[[ Provided data open ]]

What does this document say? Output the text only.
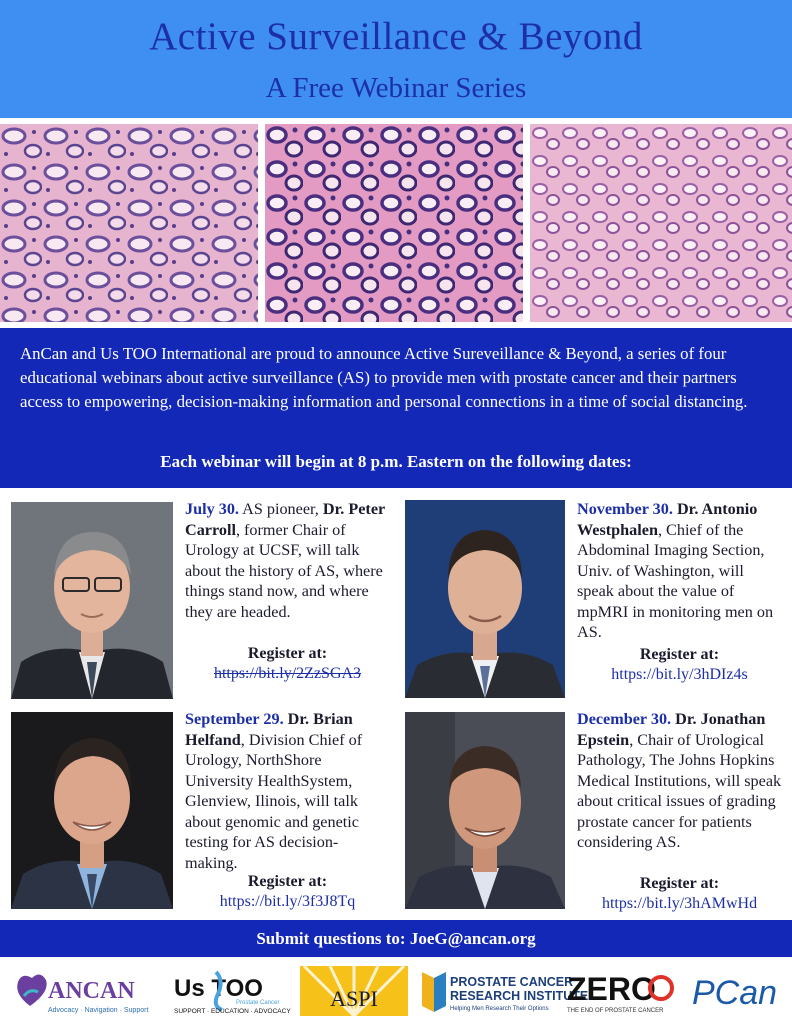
Active Surveillance & Beyond
A Free Webinar Series

AnCan and Us TOO International are proud to announce Active Sureveillance & Beyond, a series of four educational webinars about active surveillance (AS) to provide men with prostate cancer and their partners access to empowering, decision-making information and personal connections in a time of social distancing.

Each webinar will begin at 8 p.m. Eastern on the following dates:
July 30. AS pioneer, Dr. Peter Carroll, former Chair of Urology at UCSF, will talk about the history of AS, where things stand now, and where they are headed.
Register at:
https://bit.ly/2ZzSGA3
November 30. Dr. Antonio Westphalen, Chief of the Abdominal Imaging Section, Univ. of Washington, will speak about the value of mpMRI in monitoring men on AS.
Register at:
https://bit.ly/3hDIz4s
September 29. Dr. Brian Helfand, Division Chief of Urology, NorthShore University HealthSystem, Glenview, Ilinois, will talk about genomic and genetic testing for AS decision-making.
Register at:
https://bit.ly/3f3J8Tq
December 30. Dr. Jonathan Epstein, Chair of Urological Pathology, The Johns Hopkins Medical Institutions, will speak about critical issues of grading prostate cancer for patients considering AS.
Register at:
https://bit.ly/3hAMwHd
Submit questions to: JoeG@ancan.org
ANCAN
Advocacy · Navigation · Support
Us TOO
Prostate Cancer
SUPPORT · EDUCATION · ADVOCACY
ASPI
PROSTATE CANCER
RESEARCH INSTITUTE
Helping Men Research Their Options
ZERO
THE END OF PROSTATE CANCER PCan
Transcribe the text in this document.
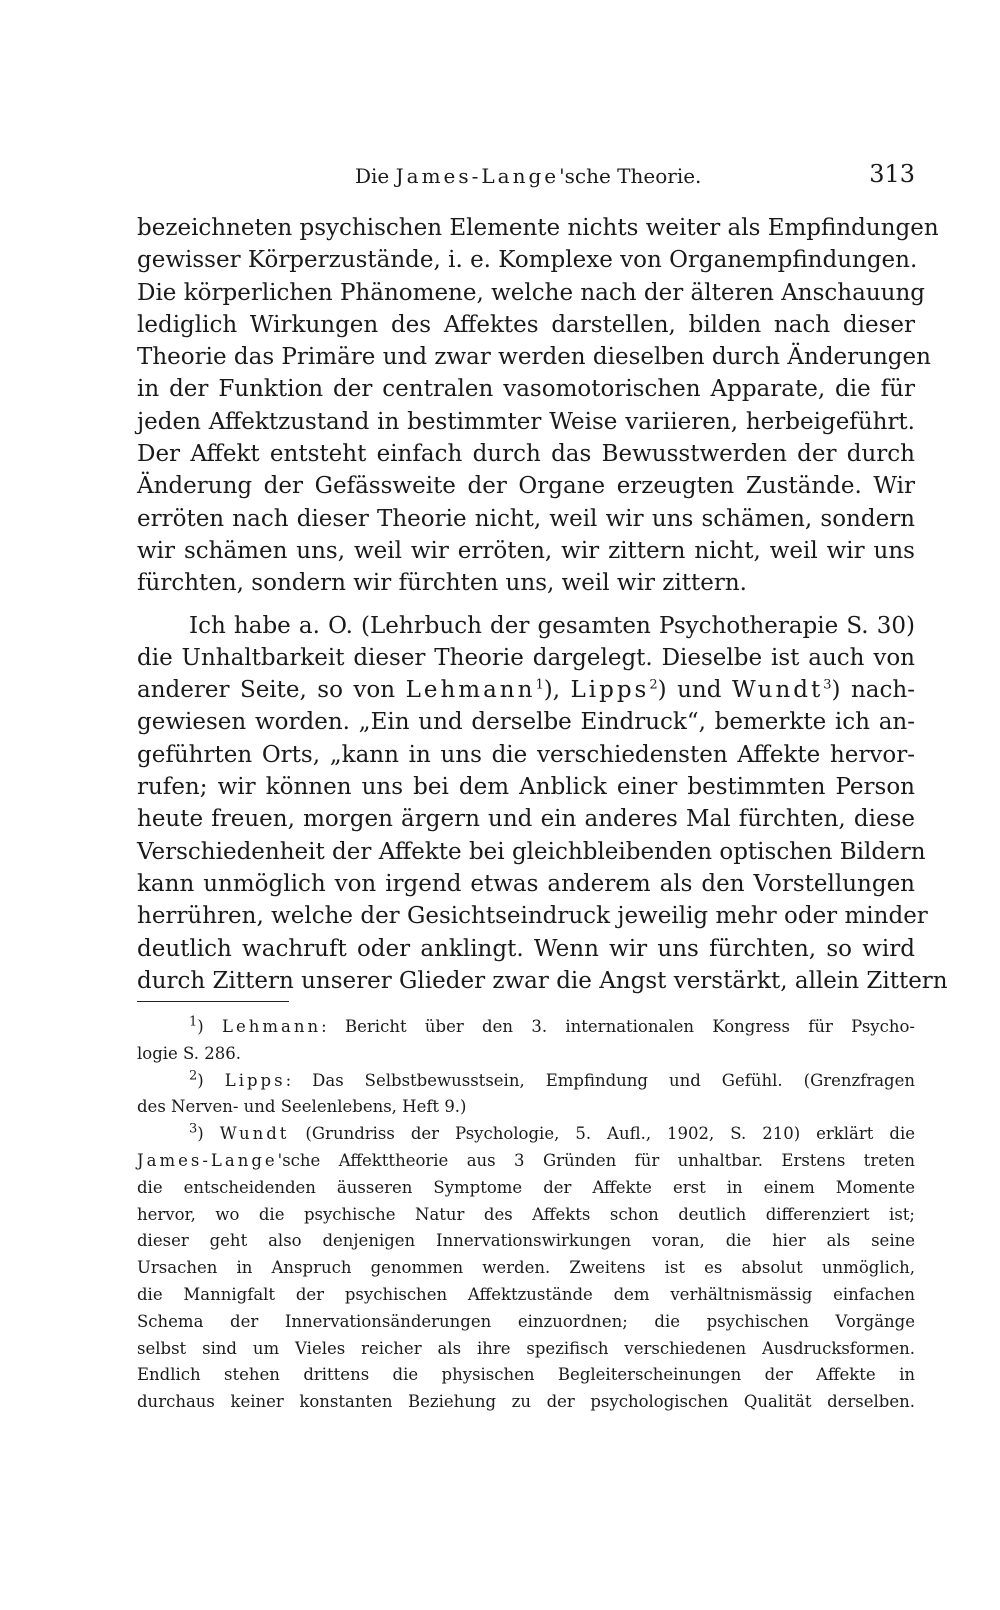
Die James-Lange'sche Theorie.	313
bezeichneten psychischen Elemente nichts weiter als Empfindungen
gewisser Körperzustände, i. e. Komplexe von Organempfindungen.
Die körperlichen Phänomene, welche nach der älteren Anschauung
lediglich Wirkungen des Affektes darstellen, bilden nach dieser
Theorie das Primäre und zwar werden dieselben durch Änderungen
in der Funktion der centralen vasomotorischen Apparate, die für
jeden Affektzustand in bestimmter Weise variieren, herbeigeführt.
Der Affekt entsteht einfach durch das Bewusstwerden der durch
Änderung der Gefässweite der Organe erzeugten Zustände. Wir
erröten nach dieser Theorie nicht, weil wir uns schämen, sondern
wir schämen uns, weil wir erröten, wir zittern nicht, weil wir uns
fürchten, sondern wir fürchten uns, weil wir zittern.
Ich habe a. O. (Lehrbuch der gesamten Psychotherapie S. 30)
die Unhaltbarkeit dieser Theorie dargelegt. Dieselbe ist auch von
anderer Seite, so von Lehmann$^1$), Lipps$^2$) und Wundt$^3$) nach-
gewiesen worden. „Ein und derselbe Eindruck“, bemerkte ich an-
geführten Orts, „kann in uns die verschiedensten Affekte hervor-
rufen; wir können uns bei dem Anblick einer bestimmten Person
heute freuen, morgen ärgern und ein anderes Mal fürchten, diese
Verschiedenheit der Affekte bei gleichbleibenden optischen Bildern
kann unmöglich von irgend etwas anderem als den Vorstellungen
herrühren, welche der Gesichtseindruck jeweilig mehr oder minder
deutlich wachruft oder anklingt. Wenn wir uns fürchten, so wird
durch Zittern unserer Glieder zwar die Angst verstärkt, allein Zittern
$^1$) Lehmann: Bericht über den 3. internationalen Kongress für Psycho-
logie S. 286.
$^2$) Lipps: Das Selbstbewusstsein, Empfindung und Gefühl. (Grenzfragen
des Nerven- und Seelenlebens, Heft 9.)
$^3$) Wundt (Grundriss der Psychologie, 5. Aufl., 1902, S. 210) erklärt die
James-Lange'sche Affekttheorie aus 3 Gründen für unhaltbar. Erstens treten
die entscheidenden äusseren Symptome der Affekte erst in einem Momente
hervor, wo die psychische Natur des Affekts schon deutlich differenziert ist;
dieser geht also denjenigen Innervationswirkungen voran, die hier als seine
Ursachen in Anspruch genommen werden. Zweitens ist es absolut unmöglich,
die Mannigfalt der psychischen Affektzustände dem verhältnismässig einfachen
Schema der Innervationsänderungen einzuordnen; die psychischen Vorgänge
selbst sind um Vieles reicher als ihre spezifisch verschiedenen Ausdrucksformen.
Endlich stehen drittens die physischen Begleiterscheinungen der Affekte in
durchaus keiner konstanten Beziehung zu der psychologischen Qualität derselben.
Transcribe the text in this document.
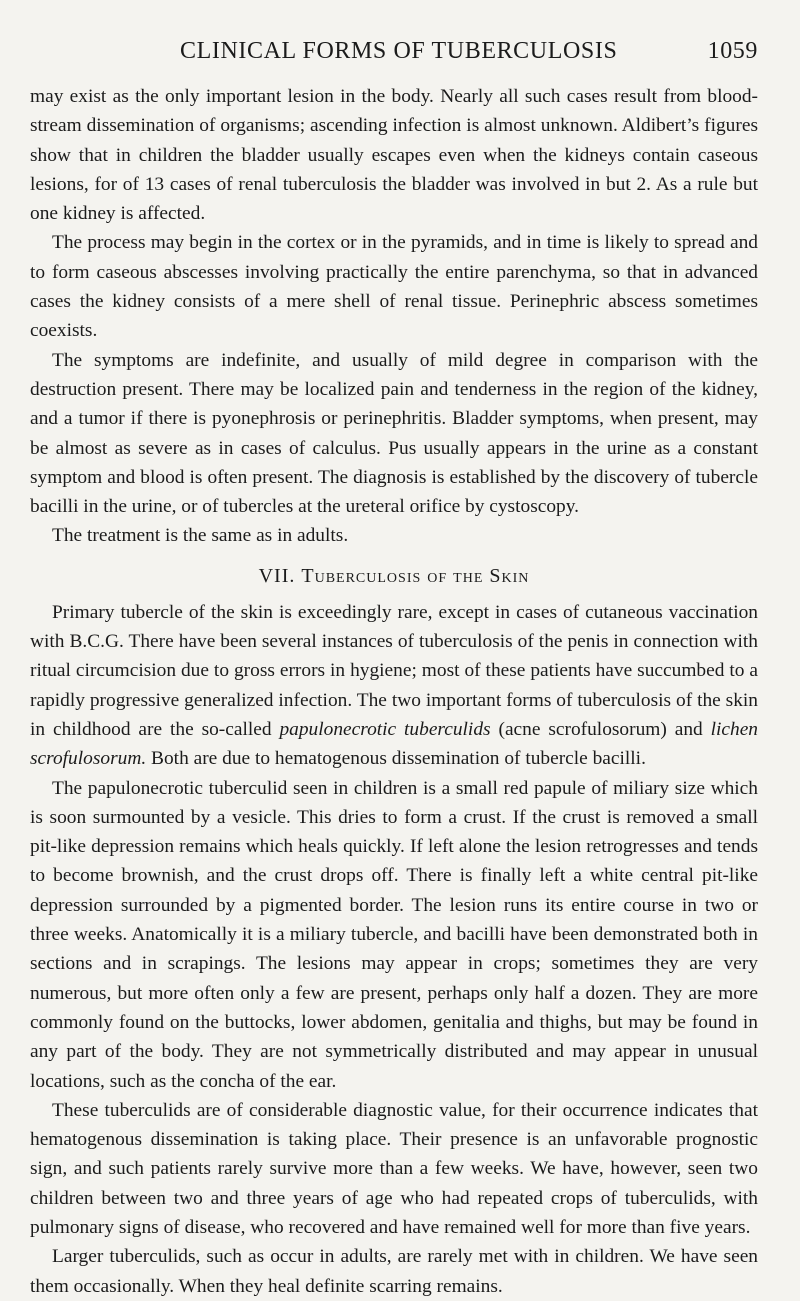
CLINICAL FORMS OF TUBERCULOSIS	1059

may exist as the only important lesion in the body. Nearly all such cases result from blood-stream dissemination of organisms; ascending infection is almost unknown. Aldibert’s figures show that in children the bladder usually escapes even when the kidneys contain caseous lesions, for of 13 cases of renal tuberculosis the bladder was involved in but 2. As a rule but one kidney is affected.

The process may begin in the cortex or in the pyramids, and in time is likely to spread and to form caseous abscesses involving practically the entire parenchyma, so that in advanced cases the kidney consists of a mere shell of renal tissue. Perinephric abscess sometimes coexists.

The symptoms are indefinite, and usually of mild degree in comparison with the destruction present. There may be localized pain and tenderness in the region of the kidney, and a tumor if there is pyonephrosis or perinephritis. Bladder symptoms, when present, may be almost as severe as in cases of calculus. Pus usually appears in the urine as a constant symptom and blood is often present. The diagnosis is established by the discovery of tubercle bacilli in the urine, or of tubercles at the ureteral orifice by cystoscopy.

The treatment is the same as in adults.

VII. Tuberculosis of the Skin

Primary tubercle of the skin is exceedingly rare, except in cases of cutaneous vaccination with B.C.G. There have been several instances of tuberculosis of the penis in connection with ritual circumcision due to gross errors in hygiene; most of these patients have succumbed to a rapidly progressive generalized infection. The two important forms of tuberculosis of the skin in childhood are the so-called papulonecrotic tuberculids (acne scrofulosorum) and lichen scrofulosorum. Both are due to hematogenous dissemination of tubercle bacilli.

The papulonecrotic tuberculid seen in children is a small red papule of miliary size which is soon surmounted by a vesicle. This dries to form a crust. If the crust is removed a small pit-like depression remains which heals quickly. If left alone the lesion retrogresses and tends to become brownish, and the crust drops off. There is finally left a white central pit-like depression surrounded by a pigmented border. The lesion runs its entire course in two or three weeks. Anatomically it is a miliary tubercle, and bacilli have been demonstrated both in sections and in scrapings. The lesions may appear in crops; sometimes they are very numerous, but more often only a few are present, perhaps only half a dozen. They are more commonly found on the buttocks, lower abdomen, genitalia and thighs, but may be found in any part of the body. They are not symmetrically distributed and may appear in unusual locations, such as the concha of the ear.

These tuberculids are of considerable diagnostic value, for their occurrence indicates that hematogenous dissemination is taking place. Their presence is an unfavorable prognostic sign, and such patients rarely survive more than a few weeks. We have, however, seen two children between two and three years of age who had repeated crops of tuberculids, with pulmonary signs of disease, who recovered and have remained well for more than five years.

Larger tuberculids, such as occur in adults, are rarely met with in children. We have seen them occasionally. When they heal definite scarring remains.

[[ Provided data closed ]]

§ **Prompt**:
Extract all lines from the material above that include the word "unmöglich".

§ **Result of this exercise**:
kann unmöglich von irgend etwas anderem als den Vorstellungen
Ursachen in Anspruch genommen werden. Zweitens ist es absolut unmöglich,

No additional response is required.